Given instruction A: Gather every line of the entries that contains the string "threaded", and copy each one. Case counts.

Passage:
********
You are viewing a plain text version of this content. The canonical link for it is here.

Posted to user@spark.apache.org by Nipun Arora <ni...@gmail.com> on 2015/10/24 23:08:33 UTC

[SPARK STREAMING] Concurrent operations in spark streaming

I wanted to understand something about the internals of spark streaming
executions.

If I have a stream X, and in my program I send stream X to function A and
function B:

1. In function A, I do a few transform/filter operations etc. on X->Y->Z to
create stream Z. Now I do a forEach Operation on Z and print the output to
a file.

2. Then in function B, I reduce stream X -> X2 (say min value of each RDD),
and print the output to file

Are both functions being executed for each RDD in parallel? How does it
work?

Thanks
Nipun

Re: [SPARK STREAMING] Concurrent operations in spark streaming

Posted by Adrian Tanase <at...@adobe.com>.

Thinking more about it – it should only be 2 tasks as A and B are most likely collapsed by spark in a single task.

Again – learn to use the spark UI as it’s really informative. The combination of DAG visualization and task count should answer most of your questions.

-adrian

From: Adrian Tanase
Date: Monday, October 26, 2015 at 11:57 AM
To: Nipun Arora, Andy Dang
Cc: user
Subject: Re: [SPARK STREAMING] Concurrent operations in spark streaming

If I understand the order correctly, not really. First of all, the easiest way to make sure it works as expected is to check out the visual DAG in the spark UI.

It should map 1:1 to your code, and since I don’t see any shuffles in the operations below it should execute all in one stage, forking after X.
That means that all the executor cores will each process a partition completely in isolation, most likely 3 tasks (A, B, X2). Most likely in the order you define in code although depending on the data some tasks may get skipped or moved around.

I’m curious – why do you ask? Do you have a particular concern or use case that relies on ordering between A, B and X2?

-adrian

From: Nipun Arora
Date: Sunday, October 25, 2015 at 4:09 PM
To: Andy Dang
Cc: user
Subject: Re: [SPARK STREAMING] Concurrent operations in spark streaming

So essentially the driver/client program needs to explicitly have two threads to ensure concurrency?

What happens when the program is sequential... I.e. I execute function A and then function B. Does this mean that each RDD first goes through function A, and them stream X is persisted, but processed in function B only after the RDD has been processed by A?
********
Source data:
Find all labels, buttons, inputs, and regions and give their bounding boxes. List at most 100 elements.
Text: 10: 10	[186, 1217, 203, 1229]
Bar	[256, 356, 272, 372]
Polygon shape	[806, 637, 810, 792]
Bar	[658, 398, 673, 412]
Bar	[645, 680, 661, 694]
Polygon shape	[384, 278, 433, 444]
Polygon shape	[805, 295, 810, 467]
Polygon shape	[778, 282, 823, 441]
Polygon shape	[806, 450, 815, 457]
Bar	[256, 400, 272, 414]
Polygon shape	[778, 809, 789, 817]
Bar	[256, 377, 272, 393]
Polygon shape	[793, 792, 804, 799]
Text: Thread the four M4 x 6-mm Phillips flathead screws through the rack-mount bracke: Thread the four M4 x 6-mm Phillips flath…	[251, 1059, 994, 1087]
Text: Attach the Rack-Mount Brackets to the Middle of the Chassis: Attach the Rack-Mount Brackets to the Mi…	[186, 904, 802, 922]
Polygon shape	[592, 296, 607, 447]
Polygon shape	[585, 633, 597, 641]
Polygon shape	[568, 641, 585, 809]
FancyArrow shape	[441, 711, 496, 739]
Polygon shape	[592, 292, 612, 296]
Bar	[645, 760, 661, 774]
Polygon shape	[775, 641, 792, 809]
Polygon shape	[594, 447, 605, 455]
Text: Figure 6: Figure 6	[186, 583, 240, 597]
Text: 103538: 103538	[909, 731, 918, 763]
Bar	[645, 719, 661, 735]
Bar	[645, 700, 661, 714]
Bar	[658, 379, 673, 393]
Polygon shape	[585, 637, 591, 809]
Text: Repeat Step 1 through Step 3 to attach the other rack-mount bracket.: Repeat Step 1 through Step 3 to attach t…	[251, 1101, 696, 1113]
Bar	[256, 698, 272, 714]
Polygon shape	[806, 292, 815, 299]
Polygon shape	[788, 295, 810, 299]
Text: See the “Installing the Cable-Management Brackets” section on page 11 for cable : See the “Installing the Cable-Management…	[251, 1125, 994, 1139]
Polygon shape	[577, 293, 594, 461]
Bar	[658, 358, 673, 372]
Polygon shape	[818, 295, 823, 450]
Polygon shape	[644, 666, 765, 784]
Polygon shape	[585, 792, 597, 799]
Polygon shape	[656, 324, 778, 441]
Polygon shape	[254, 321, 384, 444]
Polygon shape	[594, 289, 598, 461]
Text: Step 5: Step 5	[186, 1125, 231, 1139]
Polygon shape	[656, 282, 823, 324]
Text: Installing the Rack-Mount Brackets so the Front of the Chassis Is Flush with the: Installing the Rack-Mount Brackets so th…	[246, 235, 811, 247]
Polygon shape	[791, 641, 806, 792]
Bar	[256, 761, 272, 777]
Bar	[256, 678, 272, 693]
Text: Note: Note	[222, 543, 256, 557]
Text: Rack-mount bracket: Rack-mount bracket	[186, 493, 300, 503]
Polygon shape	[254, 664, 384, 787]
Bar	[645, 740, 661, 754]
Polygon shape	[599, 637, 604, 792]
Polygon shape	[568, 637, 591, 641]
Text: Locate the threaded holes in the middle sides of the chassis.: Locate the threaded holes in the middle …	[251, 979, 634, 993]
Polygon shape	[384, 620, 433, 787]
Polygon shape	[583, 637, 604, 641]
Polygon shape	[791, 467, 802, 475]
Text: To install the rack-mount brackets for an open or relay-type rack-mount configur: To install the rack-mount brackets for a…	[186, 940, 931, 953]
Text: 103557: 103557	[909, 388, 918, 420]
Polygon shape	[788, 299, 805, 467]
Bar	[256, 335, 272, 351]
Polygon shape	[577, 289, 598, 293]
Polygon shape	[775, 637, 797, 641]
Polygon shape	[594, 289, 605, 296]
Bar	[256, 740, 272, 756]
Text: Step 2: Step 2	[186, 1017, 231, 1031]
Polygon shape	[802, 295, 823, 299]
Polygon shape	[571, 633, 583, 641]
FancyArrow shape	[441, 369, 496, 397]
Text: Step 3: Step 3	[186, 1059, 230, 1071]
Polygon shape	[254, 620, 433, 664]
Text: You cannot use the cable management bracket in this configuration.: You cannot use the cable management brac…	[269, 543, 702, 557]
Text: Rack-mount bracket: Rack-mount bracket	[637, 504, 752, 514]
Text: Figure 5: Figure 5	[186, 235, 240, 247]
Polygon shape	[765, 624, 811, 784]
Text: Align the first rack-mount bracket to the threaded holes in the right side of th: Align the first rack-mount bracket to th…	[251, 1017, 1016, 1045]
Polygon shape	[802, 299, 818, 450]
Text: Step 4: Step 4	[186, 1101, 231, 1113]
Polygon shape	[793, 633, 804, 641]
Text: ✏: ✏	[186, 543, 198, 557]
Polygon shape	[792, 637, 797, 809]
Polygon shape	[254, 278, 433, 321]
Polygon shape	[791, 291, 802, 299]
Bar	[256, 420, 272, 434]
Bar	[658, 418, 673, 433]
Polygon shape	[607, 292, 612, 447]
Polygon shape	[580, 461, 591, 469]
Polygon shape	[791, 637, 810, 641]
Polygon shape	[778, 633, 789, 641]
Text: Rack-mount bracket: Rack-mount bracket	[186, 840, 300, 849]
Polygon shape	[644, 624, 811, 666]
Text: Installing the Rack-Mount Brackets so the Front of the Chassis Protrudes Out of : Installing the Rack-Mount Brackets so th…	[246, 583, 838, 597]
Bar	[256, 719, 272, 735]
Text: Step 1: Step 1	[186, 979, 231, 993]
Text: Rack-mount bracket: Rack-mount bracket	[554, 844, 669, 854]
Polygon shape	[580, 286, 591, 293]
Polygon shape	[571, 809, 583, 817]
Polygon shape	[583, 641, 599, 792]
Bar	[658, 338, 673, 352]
********
Given instruction B: List every person named in the forum thread on Spark Streaming.

Problem solution A:
Text: Locate the threaded holes in the middle sides of the chassis.: Locate the threaded holes in the middle …	[251, 979, 634, 993]
Text: Align the first rack-mount bracket to the threaded holes in the right side of th: Align the first rack-mount bracket to th…	[251, 1017, 1016, 1045]

Problem solution B:
Nipun Arora
Adrian Tanase
Andy Dang